■ **ENTRIES PROVIDED**

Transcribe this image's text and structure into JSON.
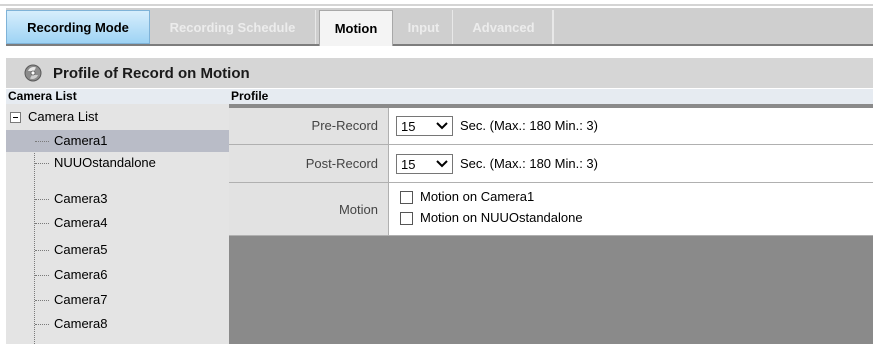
{
  "tabs": [
    {
      "label": "Recording Mode",
      "state": "accent"
    },
    {
      "label": "Recording Schedule",
      "state": "dim"
    },
    {
      "label": "Motion",
      "state": "active"
    },
    {
      "label": "Input",
      "state": "dim"
    },
    {
      "label": "Advanced",
      "state": "dim"
    }
  ],
  "section": {
    "title": "Profile of Record on Motion",
    "icon": "record-disc-icon"
  },
  "columns": {
    "left": "Camera List",
    "right": "Profile"
  },
  "tree": {
    "root": "Camera List",
    "items": [
      "Camera1",
      "NUUOstandalone",
      "Camera3",
      "Camera4",
      "Camera5",
      "Camera6",
      "Camera7",
      "Camera8"
    ],
    "selected": "Camera1"
  },
  "profile": {
    "pre_record": {
      "label": "Pre-Record",
      "value": "15",
      "note": "Sec. (Max.: 180 Min.: 3)"
    },
    "post_record": {
      "label": "Post-Record",
      "value": "15",
      "note": "Sec. (Max.: 180 Min.: 3)"
    },
    "motion": {
      "label": "Motion",
      "options": [
        "Motion on Camera1",
        "Motion on NUUOstandalone"
      ]
    }
  },
  "colors": {
    "accent_tab": "#9ed3f4",
    "selected_row": "#b9bcc7",
    "panel_gray": "#8a8a8a"
  }
}
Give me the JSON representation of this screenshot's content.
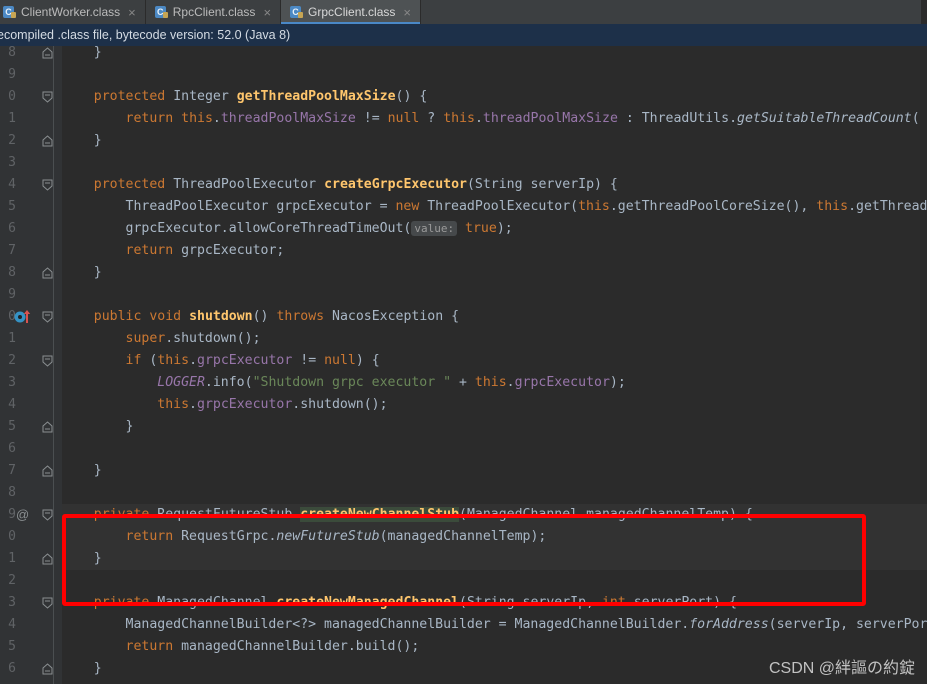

■ **PROBLEM TO SOLVE**
Work out how many lines in the records above contain the word "JSON", and give only that number.

■ **TASK RESPONSE**
2